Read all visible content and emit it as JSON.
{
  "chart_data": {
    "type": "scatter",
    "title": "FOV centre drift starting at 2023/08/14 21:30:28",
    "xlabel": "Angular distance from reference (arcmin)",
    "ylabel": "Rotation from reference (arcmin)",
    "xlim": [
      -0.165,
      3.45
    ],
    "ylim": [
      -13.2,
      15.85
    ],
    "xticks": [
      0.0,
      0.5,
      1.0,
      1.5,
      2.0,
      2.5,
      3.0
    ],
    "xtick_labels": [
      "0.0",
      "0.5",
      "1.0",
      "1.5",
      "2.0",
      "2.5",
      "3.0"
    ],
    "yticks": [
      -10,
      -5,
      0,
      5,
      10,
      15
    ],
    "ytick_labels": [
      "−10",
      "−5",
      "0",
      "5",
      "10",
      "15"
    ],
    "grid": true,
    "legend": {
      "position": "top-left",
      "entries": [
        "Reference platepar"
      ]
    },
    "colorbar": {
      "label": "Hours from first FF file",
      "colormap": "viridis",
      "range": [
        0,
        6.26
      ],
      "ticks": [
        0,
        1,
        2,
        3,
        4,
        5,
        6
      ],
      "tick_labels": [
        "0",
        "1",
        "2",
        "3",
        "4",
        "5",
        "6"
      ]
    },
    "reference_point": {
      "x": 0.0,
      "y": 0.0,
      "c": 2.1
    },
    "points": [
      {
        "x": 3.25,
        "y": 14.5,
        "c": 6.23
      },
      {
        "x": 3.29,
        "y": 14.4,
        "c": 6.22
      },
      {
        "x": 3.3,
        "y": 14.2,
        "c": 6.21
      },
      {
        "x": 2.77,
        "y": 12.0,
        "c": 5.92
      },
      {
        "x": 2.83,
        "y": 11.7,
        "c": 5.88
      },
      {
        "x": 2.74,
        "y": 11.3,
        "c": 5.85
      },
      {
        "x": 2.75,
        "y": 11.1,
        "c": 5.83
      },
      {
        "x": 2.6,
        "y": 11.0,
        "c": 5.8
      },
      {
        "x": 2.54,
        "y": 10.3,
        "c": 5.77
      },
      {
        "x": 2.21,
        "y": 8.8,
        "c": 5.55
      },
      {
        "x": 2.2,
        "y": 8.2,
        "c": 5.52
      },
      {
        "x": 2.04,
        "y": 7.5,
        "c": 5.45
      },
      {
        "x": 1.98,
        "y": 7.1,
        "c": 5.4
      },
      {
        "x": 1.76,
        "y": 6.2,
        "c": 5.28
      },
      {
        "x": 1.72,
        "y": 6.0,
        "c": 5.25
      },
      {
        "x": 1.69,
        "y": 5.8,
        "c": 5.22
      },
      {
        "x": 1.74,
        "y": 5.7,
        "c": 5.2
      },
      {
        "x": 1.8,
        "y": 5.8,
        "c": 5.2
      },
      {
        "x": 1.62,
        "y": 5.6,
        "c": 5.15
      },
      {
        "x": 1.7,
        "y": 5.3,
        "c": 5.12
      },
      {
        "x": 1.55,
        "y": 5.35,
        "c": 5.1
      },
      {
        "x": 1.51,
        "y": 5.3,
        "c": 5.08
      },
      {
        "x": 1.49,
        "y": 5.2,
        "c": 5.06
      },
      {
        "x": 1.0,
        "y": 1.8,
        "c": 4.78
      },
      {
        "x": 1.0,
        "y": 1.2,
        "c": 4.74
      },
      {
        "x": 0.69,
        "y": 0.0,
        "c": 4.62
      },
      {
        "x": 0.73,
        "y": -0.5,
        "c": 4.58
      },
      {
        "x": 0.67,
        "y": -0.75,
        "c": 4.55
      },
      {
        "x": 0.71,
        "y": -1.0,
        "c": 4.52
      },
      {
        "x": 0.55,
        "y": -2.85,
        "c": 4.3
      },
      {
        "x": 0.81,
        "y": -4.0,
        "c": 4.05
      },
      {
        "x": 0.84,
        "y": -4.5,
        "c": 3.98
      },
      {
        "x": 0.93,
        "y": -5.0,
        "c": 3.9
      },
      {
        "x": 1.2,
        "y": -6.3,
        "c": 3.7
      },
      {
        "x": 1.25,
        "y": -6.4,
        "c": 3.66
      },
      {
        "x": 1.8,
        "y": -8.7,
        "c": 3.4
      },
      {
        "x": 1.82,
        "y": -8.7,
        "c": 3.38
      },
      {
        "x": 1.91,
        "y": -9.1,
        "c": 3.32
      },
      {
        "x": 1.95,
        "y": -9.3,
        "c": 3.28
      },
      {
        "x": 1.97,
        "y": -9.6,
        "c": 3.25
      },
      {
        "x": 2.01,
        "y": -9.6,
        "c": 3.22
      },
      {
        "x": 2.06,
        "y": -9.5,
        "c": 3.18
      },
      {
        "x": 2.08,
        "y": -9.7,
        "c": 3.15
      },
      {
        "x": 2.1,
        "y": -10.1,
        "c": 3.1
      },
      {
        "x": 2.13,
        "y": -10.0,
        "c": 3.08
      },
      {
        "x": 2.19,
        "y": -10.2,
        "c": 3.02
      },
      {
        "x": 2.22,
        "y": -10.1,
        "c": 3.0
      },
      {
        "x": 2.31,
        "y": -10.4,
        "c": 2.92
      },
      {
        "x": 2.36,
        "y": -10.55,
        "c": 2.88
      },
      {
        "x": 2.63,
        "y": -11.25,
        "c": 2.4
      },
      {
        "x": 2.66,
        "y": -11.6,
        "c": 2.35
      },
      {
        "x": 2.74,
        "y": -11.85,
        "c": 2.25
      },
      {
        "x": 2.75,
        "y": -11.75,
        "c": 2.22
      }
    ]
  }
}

### Aim
Every record should be repeated exactly; please leave none out.

### Written answer
Read all visible content and emit it as JSON.
{
  "chart_data": {
    "type": "scatter",
    "title": "FOV centre drift starting at 2023/08/14 21:30:28",
    "xlabel": "Angular distance from reference (arcmin)",
    "ylabel": "Rotation from reference (arcmin)",
    "xlim": [
      -0.165,
      3.45
    ],
    "ylim": [
      -13.2,
      15.85
    ],
    "xticks": [
      0.0,
      0.5,
      1.0,
      1.5,
      2.0,
      2.5,
      3.0
    ],
    "xtick_labels": [
      "0.0",
      "0.5",
      "1.0",
      "1.5",
      "2.0",
      "2.5",
      "3.0"
    ],
    "yticks": [
      -10,
      -5,
      0,
      5,
      10,
      15
    ],
    "ytick_labels": [
      "−10",
      "−5",
      "0",
      "5",
      "10",
      "15"
    ],
    "grid": true,
    "legend": {
      "position": "top-left",
      "entries": [
        "Reference platepar"
      ]
    },
    "colorbar": {
      "label": "Hours from first FF file",
      "colormap": "viridis",
      "range": [
        0,
        6.26
      ],
      "ticks": [
        0,
        1,
        2,
        3,
        4,
        5,
        6
      ],
      "tick_labels": [
        "0",
        "1",
        "2",
        "3",
        "4",
        "5",
        "6"
      ]
    },
    "reference_point": {
      "x": 0.0,
      "y": 0.0,
      "c": 2.1
    },
    "points": [
      {
        "x": 3.25,
        "y": 14.5,
        "c": 6.23
      },
      {
        "x": 3.29,
        "y": 14.4,
        "c": 6.22
      },
      {
        "x": 3.3,
        "y": 14.2,
        "c": 6.21
      },
      {
        "x": 2.77,
        "y": 12.0,
        "c": 5.92
      },
      {
        "x": 2.83,
        "y": 11.7,
        "c": 5.88
      },
      {
        "x": 2.74,
        "y": 11.3,
        "c": 5.85
      },
      {
        "x": 2.75,
        "y": 11.1,
        "c": 5.83
      },
      {
        "x": 2.6,
        "y": 11.0,
        "c": 5.8
      },
      {
        "x": 2.54,
        "y": 10.3,
        "c": 5.77
      },
      {
        "x": 2.21,
        "y": 8.8,
        "c": 5.55
      },
      {
        "x": 2.2,
        "y": 8.2,
        "c": 5.52
      },
      {
        "x": 2.04,
        "y": 7.5,
        "c": 5.45
      },
      {
        "x": 1.98,
        "y": 7.1,
        "c": 5.4
      },
      {
        "x": 1.76,
        "y": 6.2,
        "c": 5.28
      },
      {
        "x": 1.72,
        "y": 6.0,
        "c": 5.25
      },
      {
        "x": 1.69,
        "y": 5.8,
        "c": 5.22
      },
      {
        "x": 1.74,
        "y": 5.7,
        "c": 5.2
      },
      {
        "x": 1.8,
        "y": 5.8,
        "c": 5.2
      },
      {
        "x": 1.62,
        "y": 5.6,
        "c": 5.15
      },
      {
        "x": 1.7,
        "y": 5.3,
        "c": 5.12
      },
      {
        "x": 1.55,
        "y": 5.35,
        "c": 5.1
      },
      {
        "x": 1.51,
        "y": 5.3,
        "c": 5.08
      },
      {
        "x": 1.49,
        "y": 5.2,
        "c": 5.06
      },
      {
        "x": 1.0,
        "y": 1.8,
        "c": 4.78
      },
      {
        "x": 1.0,
        "y": 1.2,
        "c": 4.74
      },
      {
        "x": 0.69,
        "y": 0.0,
        "c": 4.62
      },
      {
        "x": 0.73,
        "y": -0.5,
        "c": 4.58
      },
      {
        "x": 0.67,
        "y": -0.75,
        "c": 4.55
      },
      {
        "x": 0.71,
        "y": -1.0,
        "c": 4.52
      },
      {
        "x": 0.55,
        "y": -2.85,
        "c": 4.3
      },
      {
        "x": 0.81,
        "y": -4.0,
        "c": 4.05
      },
      {
        "x": 0.84,
        "y": -4.5,
        "c": 3.98
      },
      {
        "x": 0.93,
        "y": -5.0,
        "c": 3.9
      },
      {
        "x": 1.2,
        "y": -6.3,
        "c": 3.7
      },
      {
        "x": 1.25,
        "y": -6.4,
        "c": 3.66
      },
      {
        "x": 1.8,
        "y": -8.7,
        "c": 3.4
      },
      {
        "x": 1.82,
        "y": -8.7,
        "c": 3.38
      },
      {
        "x": 1.91,
        "y": -9.1,
        "c": 3.32
      },
      {
        "x": 1.95,
        "y": -9.3,
        "c": 3.28
      },
      {
        "x": 1.97,
        "y": -9.6,
        "c": 3.25
      },
      {
        "x": 2.01,
        "y": -9.6,
        "c": 3.22
      },
      {
        "x": 2.06,
        "y": -9.5,
        "c": 3.18
      },
      {
        "x": 2.08,
        "y": -9.7,
        "c": 3.15
      },
      {
        "x": 2.1,
        "y": -10.1,
        "c": 3.1
      },
      {
        "x": 2.13,
        "y": -10.0,
        "c": 3.08
      },
      {
        "x": 2.19,
        "y": -10.2,
        "c": 3.02
      },
      {
        "x": 2.22,
        "y": -10.1,
        "c": 3.0
      },
      {
        "x": 2.31,
        "y": -10.4,
        "c": 2.92
      },
      {
        "x": 2.36,
        "y": -10.55,
        "c": 2.88
      },
      {
        "x": 2.63,
        "y": -11.25,
        "c": 2.4
      },
      {
        "x": 2.66,
        "y": -11.6,
        "c": 2.35
      },
      {
        "x": 2.74,
        "y": -11.85,
        "c": 2.25
      },
      {
        "x": 2.75,
        "y": -11.75,
        "c": 2.22
      }
    ]
  }
}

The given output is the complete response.